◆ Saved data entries
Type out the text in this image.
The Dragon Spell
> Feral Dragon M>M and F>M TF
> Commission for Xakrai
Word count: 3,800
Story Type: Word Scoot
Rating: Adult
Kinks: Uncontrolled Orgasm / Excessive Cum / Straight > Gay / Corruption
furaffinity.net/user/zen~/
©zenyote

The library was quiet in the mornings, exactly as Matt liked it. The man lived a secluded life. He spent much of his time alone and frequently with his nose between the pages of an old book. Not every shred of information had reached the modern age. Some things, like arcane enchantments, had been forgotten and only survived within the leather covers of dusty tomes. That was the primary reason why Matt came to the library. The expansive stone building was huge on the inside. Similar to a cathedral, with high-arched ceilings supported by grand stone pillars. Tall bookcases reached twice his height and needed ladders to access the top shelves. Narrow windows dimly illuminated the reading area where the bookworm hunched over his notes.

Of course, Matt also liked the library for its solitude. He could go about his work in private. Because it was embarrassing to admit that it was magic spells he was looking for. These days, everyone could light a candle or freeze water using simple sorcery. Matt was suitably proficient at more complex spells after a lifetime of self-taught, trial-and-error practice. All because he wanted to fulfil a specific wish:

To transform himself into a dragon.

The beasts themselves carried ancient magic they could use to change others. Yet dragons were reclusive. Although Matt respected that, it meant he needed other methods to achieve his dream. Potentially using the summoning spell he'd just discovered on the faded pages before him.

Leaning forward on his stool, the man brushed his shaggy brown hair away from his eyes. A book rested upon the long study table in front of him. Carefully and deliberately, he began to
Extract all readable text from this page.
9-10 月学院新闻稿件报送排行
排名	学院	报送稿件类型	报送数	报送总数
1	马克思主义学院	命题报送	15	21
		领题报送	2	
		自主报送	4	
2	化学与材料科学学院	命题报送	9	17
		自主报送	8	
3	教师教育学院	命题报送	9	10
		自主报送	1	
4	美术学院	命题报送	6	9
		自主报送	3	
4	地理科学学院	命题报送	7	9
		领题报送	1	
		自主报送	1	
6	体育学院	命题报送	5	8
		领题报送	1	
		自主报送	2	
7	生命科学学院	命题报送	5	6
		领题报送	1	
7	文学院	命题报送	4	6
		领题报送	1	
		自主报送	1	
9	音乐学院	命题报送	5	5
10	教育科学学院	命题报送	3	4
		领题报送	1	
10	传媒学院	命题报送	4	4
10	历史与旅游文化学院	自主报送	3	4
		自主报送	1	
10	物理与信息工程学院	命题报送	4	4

◆ DO THIS
Search the data above for lines holding "Word" and copy each of them.

◆ RESPONSE
Word count: 3,800
Story Type: Word Scoot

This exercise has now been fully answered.